● TASK PROMPT: Scan the data for "Price" and copy the lines it appears in.

● DATA FOR PROCESSING:
--------

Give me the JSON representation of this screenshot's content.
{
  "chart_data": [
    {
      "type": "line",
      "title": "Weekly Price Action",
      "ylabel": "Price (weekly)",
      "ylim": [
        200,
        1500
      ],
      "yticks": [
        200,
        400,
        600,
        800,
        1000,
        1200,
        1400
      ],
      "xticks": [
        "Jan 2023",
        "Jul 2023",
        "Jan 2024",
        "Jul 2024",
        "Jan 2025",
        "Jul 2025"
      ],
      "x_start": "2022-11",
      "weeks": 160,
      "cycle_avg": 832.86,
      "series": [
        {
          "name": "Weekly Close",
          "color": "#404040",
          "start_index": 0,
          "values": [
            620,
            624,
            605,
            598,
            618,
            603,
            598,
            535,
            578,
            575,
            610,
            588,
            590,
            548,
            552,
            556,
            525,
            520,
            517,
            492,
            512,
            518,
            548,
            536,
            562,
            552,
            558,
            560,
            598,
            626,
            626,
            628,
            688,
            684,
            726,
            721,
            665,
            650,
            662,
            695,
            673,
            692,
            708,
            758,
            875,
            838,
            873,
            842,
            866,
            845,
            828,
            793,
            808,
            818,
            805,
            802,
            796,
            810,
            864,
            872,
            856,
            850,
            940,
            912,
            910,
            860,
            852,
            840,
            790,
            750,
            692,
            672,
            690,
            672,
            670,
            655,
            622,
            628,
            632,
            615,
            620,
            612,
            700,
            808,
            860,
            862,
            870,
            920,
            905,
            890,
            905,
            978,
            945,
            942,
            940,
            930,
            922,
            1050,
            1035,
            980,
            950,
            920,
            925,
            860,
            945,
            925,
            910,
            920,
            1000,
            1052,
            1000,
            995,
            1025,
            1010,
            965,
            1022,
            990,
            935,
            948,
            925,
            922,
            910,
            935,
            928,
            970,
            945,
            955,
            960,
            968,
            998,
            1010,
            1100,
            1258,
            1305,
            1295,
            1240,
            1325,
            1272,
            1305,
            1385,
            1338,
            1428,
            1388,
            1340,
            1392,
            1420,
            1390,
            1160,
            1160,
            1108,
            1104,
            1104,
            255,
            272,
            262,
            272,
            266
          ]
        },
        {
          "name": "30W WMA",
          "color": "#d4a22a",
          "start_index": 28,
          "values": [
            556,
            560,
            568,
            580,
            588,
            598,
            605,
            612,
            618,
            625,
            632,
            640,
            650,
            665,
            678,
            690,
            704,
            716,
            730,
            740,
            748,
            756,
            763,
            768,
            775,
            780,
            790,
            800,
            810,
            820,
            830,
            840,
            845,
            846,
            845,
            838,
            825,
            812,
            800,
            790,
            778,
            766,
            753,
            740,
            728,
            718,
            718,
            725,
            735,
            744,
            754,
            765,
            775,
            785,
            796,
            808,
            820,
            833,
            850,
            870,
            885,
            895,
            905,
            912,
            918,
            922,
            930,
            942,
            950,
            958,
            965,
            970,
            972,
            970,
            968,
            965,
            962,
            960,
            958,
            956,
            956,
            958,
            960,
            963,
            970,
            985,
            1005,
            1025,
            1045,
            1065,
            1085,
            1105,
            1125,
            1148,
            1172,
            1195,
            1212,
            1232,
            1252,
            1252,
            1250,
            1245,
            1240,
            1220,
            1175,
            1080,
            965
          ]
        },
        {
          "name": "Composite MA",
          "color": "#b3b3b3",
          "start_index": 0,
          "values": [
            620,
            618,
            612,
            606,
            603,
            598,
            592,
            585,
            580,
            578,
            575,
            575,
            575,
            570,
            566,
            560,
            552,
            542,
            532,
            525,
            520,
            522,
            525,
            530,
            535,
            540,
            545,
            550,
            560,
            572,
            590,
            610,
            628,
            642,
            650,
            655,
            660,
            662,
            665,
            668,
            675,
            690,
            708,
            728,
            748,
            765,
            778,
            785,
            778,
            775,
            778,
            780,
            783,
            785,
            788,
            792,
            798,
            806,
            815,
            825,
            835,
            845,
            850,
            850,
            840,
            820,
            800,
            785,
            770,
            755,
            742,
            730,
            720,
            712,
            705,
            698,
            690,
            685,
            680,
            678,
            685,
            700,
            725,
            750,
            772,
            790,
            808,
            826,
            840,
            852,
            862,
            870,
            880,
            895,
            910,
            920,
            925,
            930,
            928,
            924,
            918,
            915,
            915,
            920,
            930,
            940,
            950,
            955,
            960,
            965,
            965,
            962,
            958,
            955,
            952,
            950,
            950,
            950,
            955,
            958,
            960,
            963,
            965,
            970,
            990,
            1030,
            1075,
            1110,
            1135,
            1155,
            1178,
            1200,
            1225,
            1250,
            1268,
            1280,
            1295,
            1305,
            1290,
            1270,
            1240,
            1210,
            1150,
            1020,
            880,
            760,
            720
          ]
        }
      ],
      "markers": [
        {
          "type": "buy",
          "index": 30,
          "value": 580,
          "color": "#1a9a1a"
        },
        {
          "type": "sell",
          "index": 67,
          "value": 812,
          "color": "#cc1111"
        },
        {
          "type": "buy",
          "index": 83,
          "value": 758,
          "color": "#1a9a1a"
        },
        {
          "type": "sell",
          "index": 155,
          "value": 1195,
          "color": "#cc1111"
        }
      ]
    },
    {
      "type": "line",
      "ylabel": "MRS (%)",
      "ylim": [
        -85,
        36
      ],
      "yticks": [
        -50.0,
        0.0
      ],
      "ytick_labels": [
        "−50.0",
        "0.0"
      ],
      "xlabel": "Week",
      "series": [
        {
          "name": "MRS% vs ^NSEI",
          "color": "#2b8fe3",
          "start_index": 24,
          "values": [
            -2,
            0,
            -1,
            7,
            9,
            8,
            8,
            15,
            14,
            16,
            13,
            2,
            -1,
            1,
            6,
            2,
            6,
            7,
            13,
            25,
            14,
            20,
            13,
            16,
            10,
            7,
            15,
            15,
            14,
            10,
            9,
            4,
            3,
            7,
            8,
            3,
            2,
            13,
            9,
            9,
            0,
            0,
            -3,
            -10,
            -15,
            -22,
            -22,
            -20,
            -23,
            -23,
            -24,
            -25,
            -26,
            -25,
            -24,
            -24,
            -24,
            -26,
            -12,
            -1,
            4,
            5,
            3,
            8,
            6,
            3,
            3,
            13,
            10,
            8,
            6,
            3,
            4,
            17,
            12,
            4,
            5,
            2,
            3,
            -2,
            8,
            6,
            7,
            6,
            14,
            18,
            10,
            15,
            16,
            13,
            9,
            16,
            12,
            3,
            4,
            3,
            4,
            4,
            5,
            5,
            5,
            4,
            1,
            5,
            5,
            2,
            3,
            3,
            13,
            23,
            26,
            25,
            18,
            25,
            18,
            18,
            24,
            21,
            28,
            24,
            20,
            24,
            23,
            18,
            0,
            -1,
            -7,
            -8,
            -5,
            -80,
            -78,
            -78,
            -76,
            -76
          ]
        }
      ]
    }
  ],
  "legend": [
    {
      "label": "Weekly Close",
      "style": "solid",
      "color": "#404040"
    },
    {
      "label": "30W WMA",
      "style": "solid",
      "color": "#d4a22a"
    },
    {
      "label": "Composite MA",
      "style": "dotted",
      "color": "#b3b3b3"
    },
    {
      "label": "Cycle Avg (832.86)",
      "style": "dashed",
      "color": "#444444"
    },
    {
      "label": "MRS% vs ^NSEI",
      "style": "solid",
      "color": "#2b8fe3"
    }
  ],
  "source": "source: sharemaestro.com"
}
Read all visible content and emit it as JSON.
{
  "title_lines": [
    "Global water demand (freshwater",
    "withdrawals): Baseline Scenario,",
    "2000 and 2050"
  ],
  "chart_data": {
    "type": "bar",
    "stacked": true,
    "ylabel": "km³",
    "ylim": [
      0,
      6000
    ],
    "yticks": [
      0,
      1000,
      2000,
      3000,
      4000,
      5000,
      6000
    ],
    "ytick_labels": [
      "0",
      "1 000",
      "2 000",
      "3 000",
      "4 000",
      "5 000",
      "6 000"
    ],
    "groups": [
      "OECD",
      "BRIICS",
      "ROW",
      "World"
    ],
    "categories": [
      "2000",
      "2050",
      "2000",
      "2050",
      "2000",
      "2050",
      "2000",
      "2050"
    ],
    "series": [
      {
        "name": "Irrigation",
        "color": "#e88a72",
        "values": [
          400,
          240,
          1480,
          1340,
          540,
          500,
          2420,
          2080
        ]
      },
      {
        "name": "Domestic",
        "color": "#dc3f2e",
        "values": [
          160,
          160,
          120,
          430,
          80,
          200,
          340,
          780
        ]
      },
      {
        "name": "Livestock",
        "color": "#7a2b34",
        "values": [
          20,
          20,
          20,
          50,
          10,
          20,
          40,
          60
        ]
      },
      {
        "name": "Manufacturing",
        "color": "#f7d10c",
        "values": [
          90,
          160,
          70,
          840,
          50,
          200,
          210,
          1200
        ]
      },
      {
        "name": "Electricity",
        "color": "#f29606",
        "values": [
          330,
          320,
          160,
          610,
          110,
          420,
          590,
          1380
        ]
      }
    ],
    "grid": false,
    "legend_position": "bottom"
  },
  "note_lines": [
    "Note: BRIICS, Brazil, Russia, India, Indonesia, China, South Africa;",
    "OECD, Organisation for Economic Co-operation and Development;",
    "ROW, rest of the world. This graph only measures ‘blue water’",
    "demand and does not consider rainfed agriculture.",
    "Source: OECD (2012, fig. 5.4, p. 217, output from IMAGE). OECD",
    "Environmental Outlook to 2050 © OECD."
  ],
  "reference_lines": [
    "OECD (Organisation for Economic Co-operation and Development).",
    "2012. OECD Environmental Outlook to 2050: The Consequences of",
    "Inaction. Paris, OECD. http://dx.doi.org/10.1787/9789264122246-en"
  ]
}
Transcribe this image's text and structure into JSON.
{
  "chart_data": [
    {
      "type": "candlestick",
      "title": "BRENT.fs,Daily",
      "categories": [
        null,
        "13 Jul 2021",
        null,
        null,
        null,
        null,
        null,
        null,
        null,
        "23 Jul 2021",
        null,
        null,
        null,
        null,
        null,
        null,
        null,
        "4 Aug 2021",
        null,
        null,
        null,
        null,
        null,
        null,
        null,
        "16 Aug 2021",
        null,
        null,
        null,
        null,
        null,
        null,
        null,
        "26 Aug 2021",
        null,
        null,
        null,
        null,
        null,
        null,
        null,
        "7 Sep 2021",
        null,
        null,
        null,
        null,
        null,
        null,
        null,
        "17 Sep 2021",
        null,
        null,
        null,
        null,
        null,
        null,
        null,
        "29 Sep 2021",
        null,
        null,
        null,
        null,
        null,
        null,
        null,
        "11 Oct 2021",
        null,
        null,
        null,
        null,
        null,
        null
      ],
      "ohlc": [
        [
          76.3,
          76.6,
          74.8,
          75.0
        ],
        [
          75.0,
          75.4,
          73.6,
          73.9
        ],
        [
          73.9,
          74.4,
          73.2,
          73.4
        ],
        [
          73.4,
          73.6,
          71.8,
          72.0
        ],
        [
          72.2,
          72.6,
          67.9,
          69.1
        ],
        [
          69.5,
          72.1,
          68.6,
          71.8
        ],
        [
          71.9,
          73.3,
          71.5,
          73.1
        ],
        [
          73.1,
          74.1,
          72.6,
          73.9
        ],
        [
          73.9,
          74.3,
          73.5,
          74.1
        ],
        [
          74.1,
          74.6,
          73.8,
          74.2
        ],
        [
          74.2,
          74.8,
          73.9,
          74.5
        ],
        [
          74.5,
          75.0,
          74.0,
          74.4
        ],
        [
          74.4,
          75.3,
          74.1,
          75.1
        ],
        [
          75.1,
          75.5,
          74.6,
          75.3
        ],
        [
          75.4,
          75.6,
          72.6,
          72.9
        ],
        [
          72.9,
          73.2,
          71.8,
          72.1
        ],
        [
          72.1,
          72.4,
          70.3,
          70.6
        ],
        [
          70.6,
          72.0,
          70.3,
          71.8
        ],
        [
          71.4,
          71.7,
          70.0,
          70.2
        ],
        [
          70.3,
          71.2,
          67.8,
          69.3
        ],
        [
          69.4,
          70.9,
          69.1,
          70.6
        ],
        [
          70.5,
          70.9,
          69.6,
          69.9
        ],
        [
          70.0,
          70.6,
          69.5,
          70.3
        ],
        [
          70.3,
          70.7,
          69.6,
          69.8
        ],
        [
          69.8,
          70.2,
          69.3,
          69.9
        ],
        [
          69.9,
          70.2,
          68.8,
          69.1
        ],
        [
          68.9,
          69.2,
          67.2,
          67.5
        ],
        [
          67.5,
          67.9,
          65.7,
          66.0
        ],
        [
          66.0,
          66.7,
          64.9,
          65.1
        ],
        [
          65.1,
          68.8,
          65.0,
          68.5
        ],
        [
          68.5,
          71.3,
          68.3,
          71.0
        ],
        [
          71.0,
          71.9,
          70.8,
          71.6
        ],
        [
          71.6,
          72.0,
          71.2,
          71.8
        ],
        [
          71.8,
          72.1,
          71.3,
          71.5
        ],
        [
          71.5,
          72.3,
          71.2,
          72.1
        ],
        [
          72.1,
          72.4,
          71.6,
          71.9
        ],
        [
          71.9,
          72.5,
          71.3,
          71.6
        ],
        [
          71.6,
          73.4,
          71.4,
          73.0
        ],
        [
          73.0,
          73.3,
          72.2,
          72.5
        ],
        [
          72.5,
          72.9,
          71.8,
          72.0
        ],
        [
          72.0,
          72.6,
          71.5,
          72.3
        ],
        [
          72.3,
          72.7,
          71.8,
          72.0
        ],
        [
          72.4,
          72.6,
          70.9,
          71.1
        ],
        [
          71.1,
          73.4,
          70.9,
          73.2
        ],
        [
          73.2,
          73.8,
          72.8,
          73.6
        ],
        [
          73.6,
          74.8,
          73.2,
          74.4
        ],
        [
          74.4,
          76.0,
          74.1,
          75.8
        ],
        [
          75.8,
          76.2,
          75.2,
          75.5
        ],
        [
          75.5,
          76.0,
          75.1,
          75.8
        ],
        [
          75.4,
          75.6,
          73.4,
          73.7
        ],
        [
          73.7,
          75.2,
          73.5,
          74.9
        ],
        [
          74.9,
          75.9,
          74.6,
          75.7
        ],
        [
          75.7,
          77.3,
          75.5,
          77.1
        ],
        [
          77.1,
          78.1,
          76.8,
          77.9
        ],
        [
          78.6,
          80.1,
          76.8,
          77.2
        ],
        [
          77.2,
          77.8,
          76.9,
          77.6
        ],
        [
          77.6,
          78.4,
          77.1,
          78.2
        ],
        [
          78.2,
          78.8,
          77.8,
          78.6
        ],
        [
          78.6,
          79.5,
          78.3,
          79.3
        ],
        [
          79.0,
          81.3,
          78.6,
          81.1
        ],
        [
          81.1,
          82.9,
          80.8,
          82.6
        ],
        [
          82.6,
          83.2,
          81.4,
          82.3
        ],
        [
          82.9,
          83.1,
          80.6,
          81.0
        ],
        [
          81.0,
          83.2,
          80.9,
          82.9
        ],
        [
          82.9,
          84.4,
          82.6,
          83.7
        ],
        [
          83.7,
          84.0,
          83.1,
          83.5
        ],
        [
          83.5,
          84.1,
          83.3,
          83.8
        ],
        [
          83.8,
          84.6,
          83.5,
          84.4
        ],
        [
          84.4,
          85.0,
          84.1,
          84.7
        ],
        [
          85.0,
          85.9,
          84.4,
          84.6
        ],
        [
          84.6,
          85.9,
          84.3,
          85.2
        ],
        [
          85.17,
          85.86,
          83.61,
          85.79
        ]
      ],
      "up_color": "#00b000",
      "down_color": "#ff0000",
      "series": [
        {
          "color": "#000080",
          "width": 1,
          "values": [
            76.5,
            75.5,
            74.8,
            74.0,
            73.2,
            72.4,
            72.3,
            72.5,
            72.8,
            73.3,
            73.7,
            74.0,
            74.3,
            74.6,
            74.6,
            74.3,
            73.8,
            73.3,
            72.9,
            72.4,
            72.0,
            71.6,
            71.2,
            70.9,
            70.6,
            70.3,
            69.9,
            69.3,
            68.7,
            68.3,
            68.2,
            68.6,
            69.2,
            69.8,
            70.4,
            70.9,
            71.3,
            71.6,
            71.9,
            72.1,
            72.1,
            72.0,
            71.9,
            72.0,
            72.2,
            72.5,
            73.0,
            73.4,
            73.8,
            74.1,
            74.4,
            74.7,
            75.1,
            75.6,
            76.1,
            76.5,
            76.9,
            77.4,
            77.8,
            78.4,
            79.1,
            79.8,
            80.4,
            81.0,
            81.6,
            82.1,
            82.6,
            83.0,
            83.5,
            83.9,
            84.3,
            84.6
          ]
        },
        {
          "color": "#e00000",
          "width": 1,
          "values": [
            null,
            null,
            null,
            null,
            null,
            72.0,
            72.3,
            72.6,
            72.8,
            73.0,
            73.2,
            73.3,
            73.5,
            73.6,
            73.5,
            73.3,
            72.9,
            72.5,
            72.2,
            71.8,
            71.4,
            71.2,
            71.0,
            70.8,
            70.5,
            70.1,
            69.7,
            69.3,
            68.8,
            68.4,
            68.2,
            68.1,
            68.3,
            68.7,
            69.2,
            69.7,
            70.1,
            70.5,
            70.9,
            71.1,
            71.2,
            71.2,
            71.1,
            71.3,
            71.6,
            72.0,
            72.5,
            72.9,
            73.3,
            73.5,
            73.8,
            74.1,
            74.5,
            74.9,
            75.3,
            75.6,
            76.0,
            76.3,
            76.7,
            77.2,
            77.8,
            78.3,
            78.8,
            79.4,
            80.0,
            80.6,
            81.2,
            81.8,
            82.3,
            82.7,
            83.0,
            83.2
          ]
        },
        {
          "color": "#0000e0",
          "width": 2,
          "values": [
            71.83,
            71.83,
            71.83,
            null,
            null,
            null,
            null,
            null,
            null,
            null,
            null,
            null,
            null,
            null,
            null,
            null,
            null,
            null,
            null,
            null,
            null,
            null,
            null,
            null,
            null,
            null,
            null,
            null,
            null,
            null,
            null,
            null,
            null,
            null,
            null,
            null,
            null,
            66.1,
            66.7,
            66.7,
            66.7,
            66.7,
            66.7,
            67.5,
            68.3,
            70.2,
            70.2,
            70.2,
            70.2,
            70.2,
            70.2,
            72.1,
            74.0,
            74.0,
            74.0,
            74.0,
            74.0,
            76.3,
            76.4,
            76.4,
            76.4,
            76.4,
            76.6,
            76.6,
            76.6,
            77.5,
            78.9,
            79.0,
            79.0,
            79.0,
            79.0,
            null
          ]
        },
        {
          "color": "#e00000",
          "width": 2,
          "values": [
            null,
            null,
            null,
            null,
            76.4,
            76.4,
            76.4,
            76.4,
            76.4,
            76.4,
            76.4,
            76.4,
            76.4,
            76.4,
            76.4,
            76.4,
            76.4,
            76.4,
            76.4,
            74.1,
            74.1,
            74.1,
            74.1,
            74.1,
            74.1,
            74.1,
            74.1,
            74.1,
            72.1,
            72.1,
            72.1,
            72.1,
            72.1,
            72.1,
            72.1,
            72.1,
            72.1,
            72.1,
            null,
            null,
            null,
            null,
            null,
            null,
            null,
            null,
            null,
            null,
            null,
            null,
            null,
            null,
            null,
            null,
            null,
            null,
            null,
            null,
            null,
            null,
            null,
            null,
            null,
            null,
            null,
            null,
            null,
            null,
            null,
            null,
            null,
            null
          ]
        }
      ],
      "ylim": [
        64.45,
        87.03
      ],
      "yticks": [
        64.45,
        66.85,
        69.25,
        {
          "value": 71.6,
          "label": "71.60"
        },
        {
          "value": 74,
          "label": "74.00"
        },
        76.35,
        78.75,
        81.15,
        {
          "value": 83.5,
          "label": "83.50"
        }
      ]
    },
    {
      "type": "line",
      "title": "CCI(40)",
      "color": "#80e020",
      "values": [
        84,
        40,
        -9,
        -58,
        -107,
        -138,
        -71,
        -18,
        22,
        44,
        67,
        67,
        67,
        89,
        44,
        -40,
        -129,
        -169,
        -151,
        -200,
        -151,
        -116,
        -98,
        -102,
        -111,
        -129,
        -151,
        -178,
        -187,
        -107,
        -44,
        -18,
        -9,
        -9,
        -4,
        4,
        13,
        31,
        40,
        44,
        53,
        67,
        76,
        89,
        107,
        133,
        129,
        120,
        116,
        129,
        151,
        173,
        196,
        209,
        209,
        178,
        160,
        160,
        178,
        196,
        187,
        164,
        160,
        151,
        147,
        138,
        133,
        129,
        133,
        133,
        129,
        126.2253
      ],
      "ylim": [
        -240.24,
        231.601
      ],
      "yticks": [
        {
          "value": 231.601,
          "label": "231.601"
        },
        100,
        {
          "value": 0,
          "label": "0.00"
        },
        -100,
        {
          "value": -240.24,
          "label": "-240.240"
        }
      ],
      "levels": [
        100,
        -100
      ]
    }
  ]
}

--------

● WRITTEN RESPONSE:
      "title": "Weekly Price Action",
      "ylabel": "Price (weekly)",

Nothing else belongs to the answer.